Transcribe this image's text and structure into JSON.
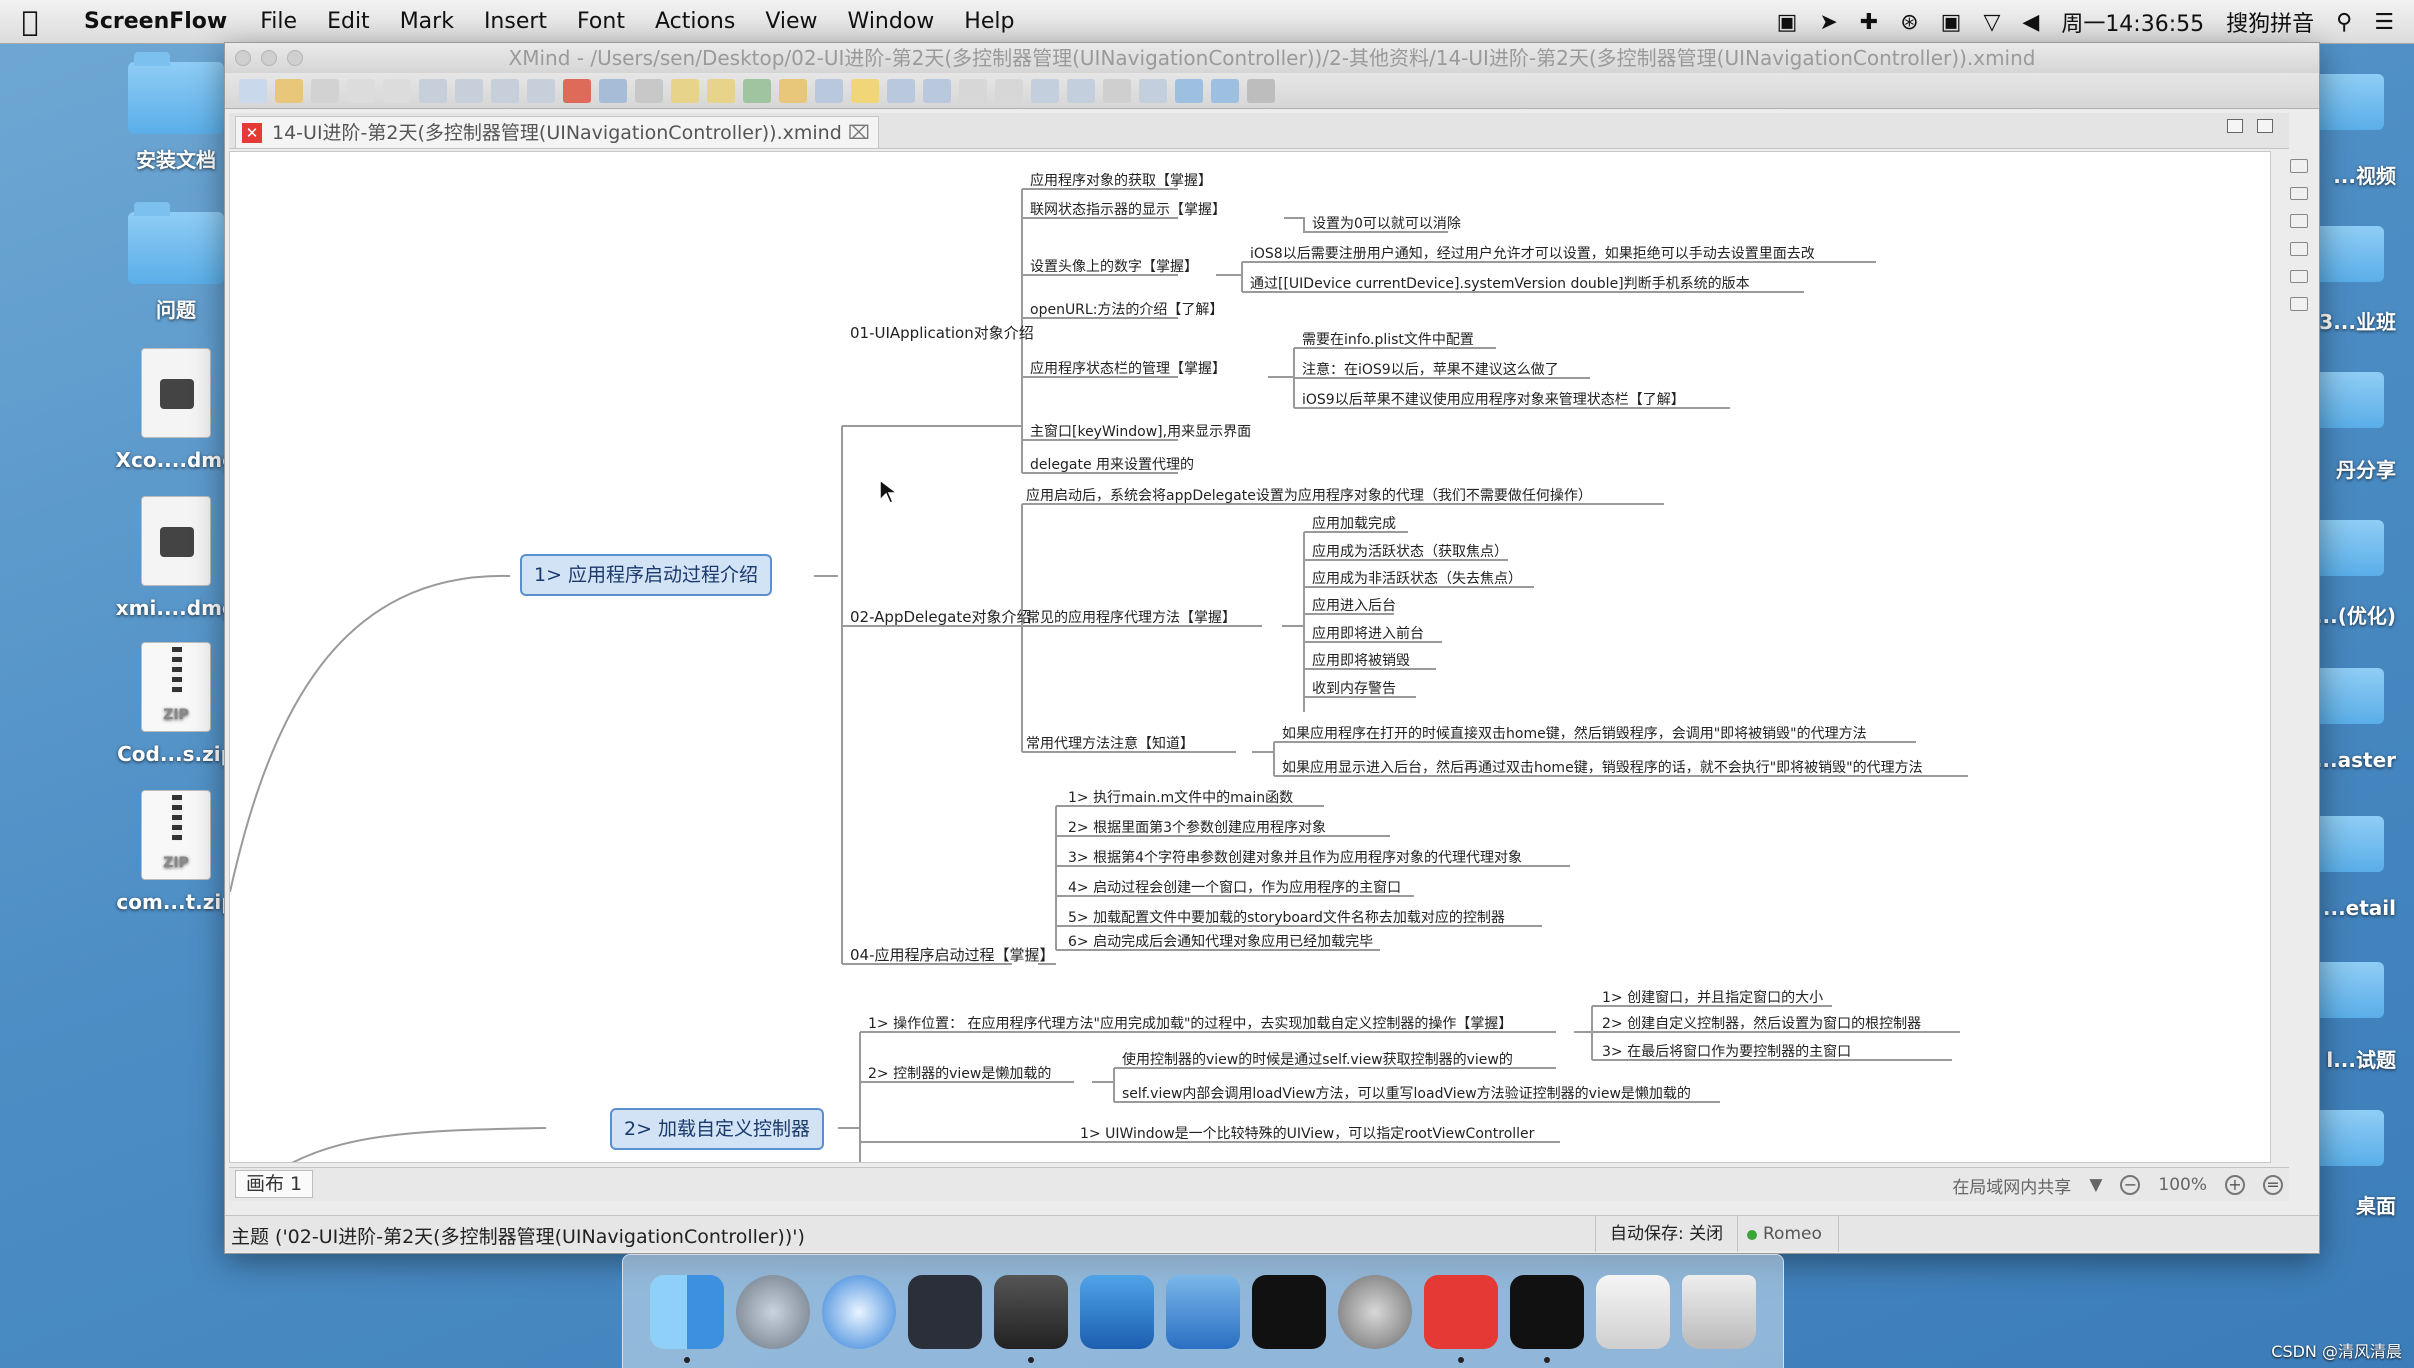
{
  "menubar": {
    "app_name": "ScreenFlow",
    "items": [
      "File",
      "Edit",
      "Mark",
      "Insert",
      "Font",
      "Actions",
      "View",
      "Window",
      "Help"
    ],
    "clock": "周一14:36:55",
    "input_method": "搜狗拼音"
  },
  "desktop": {
    "left_icons": [
      "安装文档",
      "问题",
      "Xco....dmg",
      "xmi....dmg",
      "Cod...s.zip",
      "com...t.zip"
    ],
    "right_labels": [
      "...视频",
      "3...业班",
      "丹分享",
      "...(优化)",
      "...aster",
      "...etail",
      "l...试题",
      "桌面"
    ]
  },
  "window": {
    "title": "XMind - /Users/sen/Desktop/02-UI进阶-第2天(多控制器管理(UINavigationController))/2-其他资料/14-UI进阶-第2天(多控制器管理(UINavigationController)).xmind",
    "tab": "14-UI进阶-第2天(多控制器管理(UINavigationController)).xmind"
  },
  "mindmap": {
    "topic1": "1> 应用程序启动过程介绍",
    "topic2": "2> 加载自定义控制器",
    "b01": "01-UIApplication对象介绍",
    "b01_items": [
      "应用程序对象的获取【掌握】",
      "联网状态指示器的显示【掌握】",
      "设置头像上的数字【掌握】",
      "openURL:方法的介绍【了解】",
      "应用程序状态栏的管理【掌握】",
      "主窗口[keyWindow],用来显示界面",
      "delegate 用来设置代理的"
    ],
    "b01_sub_net": "设置为0可以就可以消除",
    "b01_sub_badge": [
      "iOS8以后需要注册用户通知，经过用户允许才可以设置，如果拒绝可以手动去设置里面去改",
      "通过[[UIDevice currentDevice].systemVersion double]判断手机系统的版本"
    ],
    "b01_sub_status": [
      "需要在info.plist文件中配置",
      "注意：在iOS9以后，苹果不建议这么做了",
      "iOS9以后苹果不建议使用应用程序对象来管理状态栏【了解】"
    ],
    "b02": "02-AppDelegate对象介绍",
    "b02_top": "应用启动后，系统会将appDelegate设置为应用程序对象的代理（我们不需要做任何操作）",
    "b02_common": "常见的应用程序代理方法【掌握】",
    "b02_common_items": [
      "应用加载完成",
      "应用成为活跃状态（获取焦点）",
      "应用成为非活跃状态（失去焦点）",
      "应用进入后台",
      "应用即将进入前台",
      "应用即将被销毁",
      "收到内存警告"
    ],
    "b02_note": "常用代理方法注意【知道】",
    "b02_note_items": [
      "如果应用程序在打开的时候直接双击home键，然后销毁程序，会调用\"即将被销毁\"的代理方法",
      "如果应用显示进入后台，然后再通过双击home键，销毁程序的话，就不会执行\"即将被销毁\"的代理方法"
    ],
    "b04": "04-应用程序启动过程【掌握】",
    "b04_items": [
      "1> 执行main.m文件中的main函数",
      "2> 根据里面第3个参数创建应用程序对象",
      "3> 根据第4个字符串参数创建对象并且作为应用程序对象的代理代理对象",
      "4> 启动过程会创建一个窗口，作为应用程序的主窗口",
      "5> 加载配置文件中要加载的storyboard文件名称去加载对应的控制器",
      "6> 启动完成后会通知代理对象应用已经加载完毕"
    ],
    "t2_pos": "1> 操作位置：  在应用程序代理方法\"应用完成加载\"的过程中，去实现加载自定义控制器的操作【掌握】",
    "t2_pos_items": [
      "1> 创建窗口，并且指定窗口的大小",
      "2> 创建自定义控制器，然后设置为窗口的根控制器",
      "3> 在最后将窗口作为要控制器的主窗口"
    ],
    "t2_lazy": "2> 控制器的view是懒加载的",
    "t2_lazy_items": [
      "使用控制器的view的时候是通过self.view获取控制器的view的",
      "self.view内部会调用loadView方法，可以重写loadView方法验证控制器的view是懒加载的"
    ],
    "t2_window": "1> UIWindow是一个比较特殊的UIView，可以指定rootViewController"
  },
  "sheet": {
    "tab": "画布 1",
    "share": "在局域网内共享",
    "zoom": "100%"
  },
  "statusbar": {
    "topic": "主题 ('02-UI进阶-第2天(多控制器管理(UINavigationController))')",
    "autosave": "自动保存: 关闭",
    "user": "Romeo"
  },
  "dock": {
    "apps": [
      "Finder",
      "Launchpad",
      "Safari",
      "Mouse",
      "ScreenFlow",
      "Xcode",
      "Instruments",
      "Terminal",
      "System Preferences",
      "XMind",
      "Exec",
      "Preview",
      "Trash"
    ]
  },
  "watermark": "CSDN @清风清晨"
}
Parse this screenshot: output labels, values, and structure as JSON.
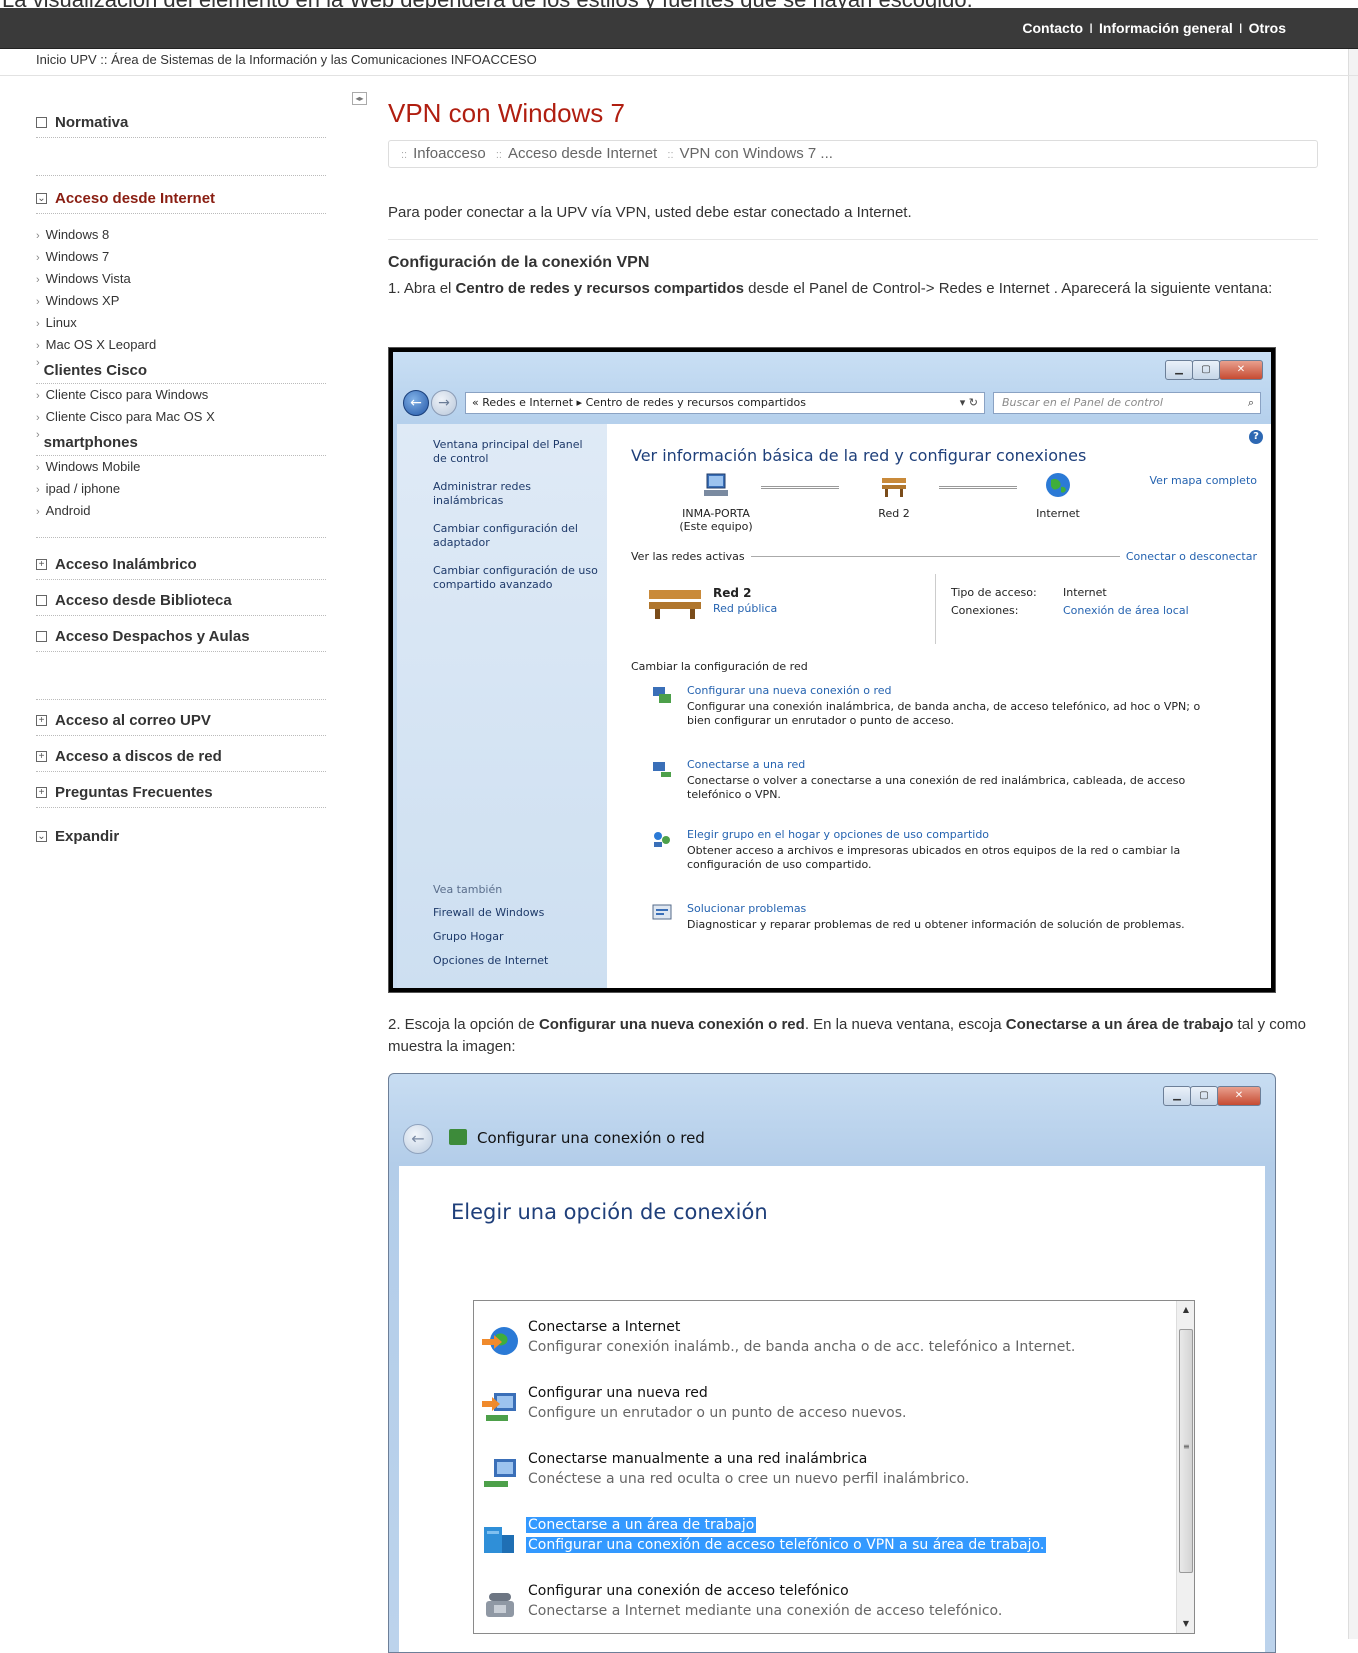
★ ★ ★ ★ ★
▶ **What you need to do**
Repeat the entries exactly and keep the pictures out of the copy.

▶ **Task output**
Transcribe this image's text and structure into JSON.
{
  "menubar": {
    "app_name": "ScreenFlow",
    "items": [
      "File",
      "Edit",
      "Mark",
      "Insert",
      "Font",
      "Actions",
      "View",
      "Window",
      "Help"
    ],
    "clock": "周一14:36:55",
    "input_method": "搜狗拼音"
  },
  "desktop": {
    "left_icons": [
      "安装文档",
      "问题",
      "Xco....dmg",
      "xmi....dmg",
      "Cod...s.zip",
      "com...t.zip"
    ],
    "right_labels": [
      "...视频",
      "3...业班",
      "丹分享",
      "...(优化)",
      "...aster",
      "...etail",
      "l...试题",
      "桌面"
    ]
  },
  "window": {
    "title": "XMind - /Users/sen/Desktop/02-UI进阶-第2天(多控制器管理(UINavigationController))/2-其他资料/14-UI进阶-第2天(多控制器管理(UINavigationController)).xmind",
    "tab": "14-UI进阶-第2天(多控制器管理(UINavigationController)).xmind"
  },
  "mindmap": {
    "topic1": "1> 应用程序启动过程介绍",
    "topic2": "2> 加载自定义控制器",
    "b01": "01-UIApplication对象介绍",
    "b01_items": [
      "应用程序对象的获取【掌握】",
      "联网状态指示器的显示【掌握】",
      "设置头像上的数字【掌握】",
      "openURL:方法的介绍【了解】",
      "应用程序状态栏的管理【掌握】",
      "主窗口[keyWindow],用来显示界面",
      "delegate 用来设置代理的"
    ],
    "b01_sub_net": "设置为0可以就可以消除",
    "b01_sub_badge": [
      "iOS8以后需要注册用户通知，经过用户允许才可以设置，如果拒绝可以手动去设置里面去改",
      "通过[[UIDevice currentDevice].systemVersion double]判断手机系统的版本"
    ],
    "b01_sub_status": [
      "需要在info.plist文件中配置",
      "注意：在iOS9以后，苹果不建议这么做了",
      "iOS9以后苹果不建议使用应用程序对象来管理状态栏【了解】"
    ],
    "b02": "02-AppDelegate对象介绍",
    "b02_top": "应用启动后，系统会将appDelegate设置为应用程序对象的代理（我们不需要做任何操作）",
    "b02_common": "常见的应用程序代理方法【掌握】",
    "b02_common_items": [
      "应用加载完成",
      "应用成为活跃状态（获取焦点）",
      "应用成为非活跃状态（失去焦点）",
      "应用进入后台",
      "应用即将进入前台",
      "应用即将被销毁",
      "收到内存警告"
    ],
    "b02_note": "常用代理方法注意【知道】",
    "b02_note_items": [
      "如果应用程序在打开的时候直接双击home键，然后销毁程序，会调用\"即将被销毁\"的代理方法",
      "如果应用显示进入后台，然后再通过双击home键，销毁程序的话，就不会执行\"即将被销毁\"的代理方法"
    ],
    "b04": "04-应用程序启动过程【掌握】",
    "b04_items": [
      "1> 执行main.m文件中的main函数",
      "2> 根据里面第3个参数创建应用程序对象",
      "3> 根据第4个字符串参数创建对象并且作为应用程序对象的代理代理对象",
      "4> 启动过程会创建一个窗口，作为应用程序的主窗口",
      "5> 加载配置文件中要加载的storyboard文件名称去加载对应的控制器",
      "6> 启动完成后会通知代理对象应用已经加载完毕"
    ],
    "t2_pos": "1> 操作位置：  在应用程序代理方法\"应用完成加载\"的过程中，去实现加载自定义控制器的操作【掌握】",
    "t2_pos_items": [
      "1> 创建窗口，并且指定窗口的大小",
      "2> 创建自定义控制器，然后设置为窗口的根控制器",
      "3> 在最后将窗口作为要控制器的主窗口"
    ],
    "t2_lazy": "2> 控制器的view是懒加载的",
    "t2_lazy_items": [
      "使用控制器的view的时候是通过self.view获取控制器的view的",
      "self.view内部会调用loadView方法，可以重写loadView方法验证控制器的view是懒加载的"
    ],
    "t2_window": "1> UIWindow是一个比较特殊的UIView，可以指定rootViewController"
  },
  "sheet": {
    "tab": "画布 1",
    "share": "在局域网内共享",
    "zoom": "100%"
  },
  "statusbar": {
    "topic": "主题 ('02-UI进阶-第2天(多控制器管理(UINavigationController))')",
    "autosave": "自动保存: 关闭",
    "user": "Romeo"
  },
  "dock": {
    "apps": [
      "Finder",
      "Launchpad",
      "Safari",
      "Mouse",
      "ScreenFlow",
      "Xcode",
      "Instruments",
      "Terminal",
      "System Preferences",
      "XMind",
      "Exec",
      "Preview",
      "Trash"
    ]
  },
  "watermark": "CSDN @清风清晨"
}
Parse this screenshot: output labels, values, and structure as JSON.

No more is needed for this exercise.